__What is being asked__. Present every line in which the string "Array" appears.

__Entries__.

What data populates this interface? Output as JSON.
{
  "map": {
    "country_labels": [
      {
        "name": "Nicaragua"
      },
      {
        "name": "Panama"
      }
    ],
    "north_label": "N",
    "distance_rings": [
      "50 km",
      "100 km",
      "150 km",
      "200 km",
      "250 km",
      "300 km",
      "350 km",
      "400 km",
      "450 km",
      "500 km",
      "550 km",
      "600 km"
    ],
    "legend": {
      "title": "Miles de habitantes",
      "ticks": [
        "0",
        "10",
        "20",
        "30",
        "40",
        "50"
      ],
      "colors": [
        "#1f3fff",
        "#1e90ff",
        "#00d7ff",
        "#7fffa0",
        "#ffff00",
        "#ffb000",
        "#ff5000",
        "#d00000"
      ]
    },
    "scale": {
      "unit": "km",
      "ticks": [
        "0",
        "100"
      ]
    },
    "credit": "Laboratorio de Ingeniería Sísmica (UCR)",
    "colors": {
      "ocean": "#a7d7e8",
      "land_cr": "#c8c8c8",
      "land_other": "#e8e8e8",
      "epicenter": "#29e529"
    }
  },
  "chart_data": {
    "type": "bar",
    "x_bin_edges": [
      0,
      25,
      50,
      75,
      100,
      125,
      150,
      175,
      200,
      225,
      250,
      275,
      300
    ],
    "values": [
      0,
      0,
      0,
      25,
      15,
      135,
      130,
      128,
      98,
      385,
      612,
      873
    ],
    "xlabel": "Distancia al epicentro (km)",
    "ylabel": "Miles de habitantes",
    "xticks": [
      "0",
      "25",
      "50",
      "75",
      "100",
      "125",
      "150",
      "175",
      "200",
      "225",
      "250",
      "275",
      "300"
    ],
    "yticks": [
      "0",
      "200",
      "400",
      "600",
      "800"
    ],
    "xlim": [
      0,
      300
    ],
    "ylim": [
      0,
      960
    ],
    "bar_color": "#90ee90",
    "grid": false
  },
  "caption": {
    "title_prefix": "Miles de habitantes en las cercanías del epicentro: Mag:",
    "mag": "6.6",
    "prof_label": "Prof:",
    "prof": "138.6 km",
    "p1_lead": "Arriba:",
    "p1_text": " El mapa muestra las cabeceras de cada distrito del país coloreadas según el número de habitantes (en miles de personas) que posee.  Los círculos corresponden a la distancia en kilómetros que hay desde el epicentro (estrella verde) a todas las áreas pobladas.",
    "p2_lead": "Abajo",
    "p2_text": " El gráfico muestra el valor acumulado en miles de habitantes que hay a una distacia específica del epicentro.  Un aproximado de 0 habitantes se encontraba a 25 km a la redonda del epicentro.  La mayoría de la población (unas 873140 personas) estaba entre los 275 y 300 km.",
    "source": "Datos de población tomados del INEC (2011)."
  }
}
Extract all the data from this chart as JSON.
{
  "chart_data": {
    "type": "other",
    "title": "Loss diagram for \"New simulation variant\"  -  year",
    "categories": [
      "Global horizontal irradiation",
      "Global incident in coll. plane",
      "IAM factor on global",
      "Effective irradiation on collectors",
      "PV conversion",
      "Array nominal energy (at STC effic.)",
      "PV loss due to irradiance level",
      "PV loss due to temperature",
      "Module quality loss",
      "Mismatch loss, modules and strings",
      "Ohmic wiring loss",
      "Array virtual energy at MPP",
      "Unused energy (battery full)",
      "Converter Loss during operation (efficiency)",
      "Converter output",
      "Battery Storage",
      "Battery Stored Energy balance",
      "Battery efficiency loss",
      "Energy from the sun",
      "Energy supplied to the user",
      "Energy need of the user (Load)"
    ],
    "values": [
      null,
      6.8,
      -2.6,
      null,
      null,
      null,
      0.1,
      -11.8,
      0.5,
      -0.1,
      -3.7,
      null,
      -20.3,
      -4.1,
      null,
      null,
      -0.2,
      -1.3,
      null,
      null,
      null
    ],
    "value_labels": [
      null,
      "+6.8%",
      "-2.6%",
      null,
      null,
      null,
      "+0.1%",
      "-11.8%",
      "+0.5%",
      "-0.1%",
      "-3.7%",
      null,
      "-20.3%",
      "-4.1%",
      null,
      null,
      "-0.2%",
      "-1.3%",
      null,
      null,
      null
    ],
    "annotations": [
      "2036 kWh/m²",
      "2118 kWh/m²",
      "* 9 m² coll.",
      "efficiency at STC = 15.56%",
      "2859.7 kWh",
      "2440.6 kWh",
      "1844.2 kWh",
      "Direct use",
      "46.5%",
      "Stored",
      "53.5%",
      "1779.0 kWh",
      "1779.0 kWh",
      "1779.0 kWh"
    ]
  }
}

__Correct output__.
      "Array nominal energy (at STC effic.)",
      "Array virtual energy at MPP",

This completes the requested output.